> **Requirement**
Copy every line of the data exactly, leaving nothing out.

____ Record excerpts

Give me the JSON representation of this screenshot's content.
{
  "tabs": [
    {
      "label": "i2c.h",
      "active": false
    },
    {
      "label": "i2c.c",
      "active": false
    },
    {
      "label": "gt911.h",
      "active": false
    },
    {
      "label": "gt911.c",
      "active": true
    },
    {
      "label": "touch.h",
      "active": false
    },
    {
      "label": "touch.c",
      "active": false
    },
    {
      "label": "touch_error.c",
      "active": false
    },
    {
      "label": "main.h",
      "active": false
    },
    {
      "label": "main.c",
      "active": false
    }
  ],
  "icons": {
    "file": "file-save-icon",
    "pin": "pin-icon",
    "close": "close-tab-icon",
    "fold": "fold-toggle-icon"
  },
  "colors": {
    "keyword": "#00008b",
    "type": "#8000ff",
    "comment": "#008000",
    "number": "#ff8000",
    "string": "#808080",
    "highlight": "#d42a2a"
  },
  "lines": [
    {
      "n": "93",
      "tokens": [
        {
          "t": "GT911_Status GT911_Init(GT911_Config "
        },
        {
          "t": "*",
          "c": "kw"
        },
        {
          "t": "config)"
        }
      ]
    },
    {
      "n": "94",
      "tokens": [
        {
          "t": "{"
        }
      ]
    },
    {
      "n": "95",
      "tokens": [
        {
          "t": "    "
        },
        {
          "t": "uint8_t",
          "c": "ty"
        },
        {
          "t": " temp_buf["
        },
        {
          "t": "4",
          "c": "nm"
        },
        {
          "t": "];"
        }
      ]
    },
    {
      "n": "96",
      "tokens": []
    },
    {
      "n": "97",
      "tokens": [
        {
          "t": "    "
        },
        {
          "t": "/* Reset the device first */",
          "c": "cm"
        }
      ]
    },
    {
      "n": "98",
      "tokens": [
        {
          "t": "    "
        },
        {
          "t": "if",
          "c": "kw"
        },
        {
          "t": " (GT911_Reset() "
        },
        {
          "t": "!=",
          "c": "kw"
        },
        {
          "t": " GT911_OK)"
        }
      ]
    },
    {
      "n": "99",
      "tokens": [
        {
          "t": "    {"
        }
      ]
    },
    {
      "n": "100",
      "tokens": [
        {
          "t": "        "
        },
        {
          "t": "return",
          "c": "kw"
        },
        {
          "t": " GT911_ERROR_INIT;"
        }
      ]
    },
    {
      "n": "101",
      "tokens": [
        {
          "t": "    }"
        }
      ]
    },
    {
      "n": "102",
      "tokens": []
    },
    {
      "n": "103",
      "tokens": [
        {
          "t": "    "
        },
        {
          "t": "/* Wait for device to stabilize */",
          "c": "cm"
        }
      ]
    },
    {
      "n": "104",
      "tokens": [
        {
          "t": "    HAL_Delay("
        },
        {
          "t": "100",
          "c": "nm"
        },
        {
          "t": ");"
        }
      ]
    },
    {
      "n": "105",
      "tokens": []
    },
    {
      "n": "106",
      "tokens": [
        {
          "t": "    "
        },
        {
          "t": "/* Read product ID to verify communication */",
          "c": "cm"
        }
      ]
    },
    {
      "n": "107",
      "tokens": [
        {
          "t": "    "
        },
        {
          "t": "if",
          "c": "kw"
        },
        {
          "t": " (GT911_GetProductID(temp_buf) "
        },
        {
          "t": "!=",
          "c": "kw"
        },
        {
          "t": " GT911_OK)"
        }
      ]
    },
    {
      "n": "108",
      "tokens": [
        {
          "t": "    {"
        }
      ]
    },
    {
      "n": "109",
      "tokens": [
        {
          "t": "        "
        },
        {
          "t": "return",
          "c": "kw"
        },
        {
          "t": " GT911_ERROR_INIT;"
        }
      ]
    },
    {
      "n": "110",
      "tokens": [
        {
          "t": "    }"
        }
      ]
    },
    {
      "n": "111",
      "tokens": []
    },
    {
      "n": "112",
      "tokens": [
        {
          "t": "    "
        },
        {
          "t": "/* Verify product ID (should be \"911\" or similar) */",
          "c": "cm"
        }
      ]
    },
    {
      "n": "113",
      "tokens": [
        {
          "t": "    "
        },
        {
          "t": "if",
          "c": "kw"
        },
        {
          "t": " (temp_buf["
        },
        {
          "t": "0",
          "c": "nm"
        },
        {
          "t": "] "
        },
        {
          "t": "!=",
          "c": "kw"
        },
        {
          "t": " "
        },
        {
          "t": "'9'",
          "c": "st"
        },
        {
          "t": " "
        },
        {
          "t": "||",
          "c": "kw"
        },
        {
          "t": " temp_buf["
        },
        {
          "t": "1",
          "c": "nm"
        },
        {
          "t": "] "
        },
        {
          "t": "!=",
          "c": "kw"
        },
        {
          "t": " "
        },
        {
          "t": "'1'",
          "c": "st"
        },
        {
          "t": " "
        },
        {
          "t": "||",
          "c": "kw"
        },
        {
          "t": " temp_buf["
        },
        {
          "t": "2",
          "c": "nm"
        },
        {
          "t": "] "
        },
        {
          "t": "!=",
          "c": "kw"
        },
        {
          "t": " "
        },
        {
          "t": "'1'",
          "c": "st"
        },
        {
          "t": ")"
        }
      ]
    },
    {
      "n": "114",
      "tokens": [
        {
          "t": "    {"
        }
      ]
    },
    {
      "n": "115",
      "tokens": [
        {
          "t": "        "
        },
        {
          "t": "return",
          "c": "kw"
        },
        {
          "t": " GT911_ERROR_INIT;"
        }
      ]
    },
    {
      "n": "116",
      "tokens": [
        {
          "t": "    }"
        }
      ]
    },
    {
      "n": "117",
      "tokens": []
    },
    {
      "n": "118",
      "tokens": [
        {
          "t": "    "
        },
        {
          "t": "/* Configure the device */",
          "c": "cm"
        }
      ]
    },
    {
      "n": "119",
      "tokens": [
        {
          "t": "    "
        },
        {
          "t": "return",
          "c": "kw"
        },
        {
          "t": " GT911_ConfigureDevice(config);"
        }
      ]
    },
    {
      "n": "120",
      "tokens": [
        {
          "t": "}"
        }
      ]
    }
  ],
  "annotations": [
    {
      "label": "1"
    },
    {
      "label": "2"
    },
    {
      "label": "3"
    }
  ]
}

________

> **Problem solution**
Give me the JSON representation of this screenshot's content.
{
  "tabs": [
    {
      "label": "i2c.h",
      "active": false
    },
    {
      "label": "i2c.c",
      "active": false
    },
    {
      "label": "gt911.h",
      "active": false
    },
    {
      "label": "gt911.c",
      "active": true
    },
    {
      "label": "touch.h",
      "active": false
    },
    {
      "label": "touch.c",
      "active": false
    },
    {
      "label": "touch_error.c",
      "active": false
    },
    {
      "label": "main.h",
      "active": false
    },
    {
      "label": "main.c",
      "active": false
    }
  ],
  "icons": {
    "file": "file-save-icon",
    "pin": "pin-icon",
    "close": "close-tab-icon",
    "fold": "fold-toggle-icon"
  },
  "colors": {
    "keyword": "#00008b",
    "type": "#8000ff",
    "comment": "#008000",
    "number": "#ff8000",
    "string": "#808080",
    "highlight": "#d42a2a"
  },
  "lines": [
    {
      "n": "93",
      "tokens": [
        {
          "t": "GT911_Status GT911_Init(GT911_Config "
        },
        {
          "t": "*",
          "c": "kw"
        },
        {
          "t": "config)"
        }
      ]
    },
    {
      "n": "94",
      "tokens": [
        {
          "t": "{"
        }
      ]
    },
    {
      "n": "95",
      "tokens": [
        {
          "t": "    "
        },
        {
          "t": "uint8_t",
          "c": "ty"
        },
        {
          "t": " temp_buf["
        },
        {
          "t": "4",
          "c": "nm"
        },
        {
          "t": "];"
        }
      ]
    },
    {
      "n": "96",
      "tokens": []
    },
    {
      "n": "97",
      "tokens": [
        {
          "t": "    "
        },
        {
          "t": "/* Reset the device first */",
          "c": "cm"
        }
      ]
    },
    {
      "n": "98",
      "tokens": [
        {
          "t": "    "
        },
        {
          "t": "if",
          "c": "kw"
        },
        {
          "t": " (GT911_Reset() "
        },
        {
          "t": "!=",
          "c": "kw"
        },
        {
          "t": " GT911_OK)"
        }
      ]
    },
    {
      "n": "99",
      "tokens": [
        {
          "t": "    {"
        }
      ]
    },
    {
      "n": "100",
      "tokens": [
        {
          "t": "        "
        },
        {
          "t": "return",
          "c": "kw"
        },
        {
          "t": " GT911_ERROR_INIT;"
        }
      ]
    },
    {
      "n": "101",
      "tokens": [
        {
          "t": "    }"
        }
      ]
    },
    {
      "n": "102",
      "tokens": []
    },
    {
      "n": "103",
      "tokens": [
        {
          "t": "    "
        },
        {
          "t": "/* Wait for device to stabilize */",
          "c": "cm"
        }
      ]
    },
    {
      "n": "104",
      "tokens": [
        {
          "t": "    HAL_Delay("
        },
        {
          "t": "100",
          "c": "nm"
        },
        {
          "t": ");"
        }
      ]
    },
    {
      "n": "105",
      "tokens": []
    },
    {
      "n": "106",
      "tokens": [
        {
          "t": "    "
        },
        {
          "t": "/* Read product ID to verify communication */",
          "c": "cm"
        }
      ]
    },
    {
      "n": "107",
      "tokens": [
        {
          "t": "    "
        },
        {
          "t": "if",
          "c": "kw"
        },
        {
          "t": " (GT911_GetProductID(temp_buf) "
        },
        {
          "t": "!=",
          "c": "kw"
        },
        {
          "t": " GT911_OK)"
        }
      ]
    },
    {
      "n": "108",
      "tokens": [
        {
          "t": "    {"
        }
      ]
    },
    {
      "n": "109",
      "tokens": [
        {
          "t": "        "
        },
        {
          "t": "return",
          "c": "kw"
        },
        {
          "t": " GT911_ERROR_INIT;"
        }
      ]
    },
    {
      "n": "110",
      "tokens": [
        {
          "t": "    }"
        }
      ]
    },
    {
      "n": "111",
      "tokens": []
    },
    {
      "n": "112",
      "tokens": [
        {
          "t": "    "
        },
        {
          "t": "/* Verify product ID (should be \"911\" or similar) */",
          "c": "cm"
        }
      ]
    },
    {
      "n": "113",
      "tokens": [
        {
          "t": "    "
        },
        {
          "t": "if",
          "c": "kw"
        },
        {
          "t": " (temp_buf["
        },
        {
          "t": "0",
          "c": "nm"
        },
        {
          "t": "] "
        },
        {
          "t": "!=",
          "c": "kw"
        },
        {
          "t": " "
        },
        {
          "t": "'9'",
          "c": "st"
        },
        {
          "t": " "
        },
        {
          "t": "||",
          "c": "kw"
        },
        {
          "t": " temp_buf["
        },
        {
          "t": "1",
          "c": "nm"
        },
        {
          "t": "] "
        },
        {
          "t": "!=",
          "c": "kw"
        },
        {
          "t": " "
        },
        {
          "t": "'1'",
          "c": "st"
        },
        {
          "t": " "
        },
        {
          "t": "||",
          "c": "kw"
        },
        {
          "t": " temp_buf["
        },
        {
          "t": "2",
          "c": "nm"
        },
        {
          "t": "] "
        },
        {
          "t": "!=",
          "c": "kw"
        },
        {
          "t": " "
        },
        {
          "t": "'1'",
          "c": "st"
        },
        {
          "t": ")"
        }
      ]
    },
    {
      "n": "114",
      "tokens": [
        {
          "t": "    {"
        }
      ]
    },
    {
      "n": "115",
      "tokens": [
        {
          "t": "        "
        },
        {
          "t": "return",
          "c": "kw"
        },
        {
          "t": " GT911_ERROR_INIT;"
        }
      ]
    },
    {
      "n": "116",
      "tokens": [
        {
          "t": "    }"
        }
      ]
    },
    {
      "n": "117",
      "tokens": []
    },
    {
      "n": "118",
      "tokens": [
        {
          "t": "    "
        },
        {
          "t": "/* Configure the device */",
          "c": "cm"
        }
      ]
    },
    {
      "n": "119",
      "tokens": [
        {
          "t": "    "
        },
        {
          "t": "return",
          "c": "kw"
        },
        {
          "t": " GT911_ConfigureDevice(config);"
        }
      ]
    },
    {
      "n": "120",
      "tokens": [
        {
          "t": "}"
        }
      ]
    }
  ],
  "annotations": [
    {
      "label": "1"
    },
    {
      "label": "2"
    },
    {
      "label": "3"
    }
  ]
}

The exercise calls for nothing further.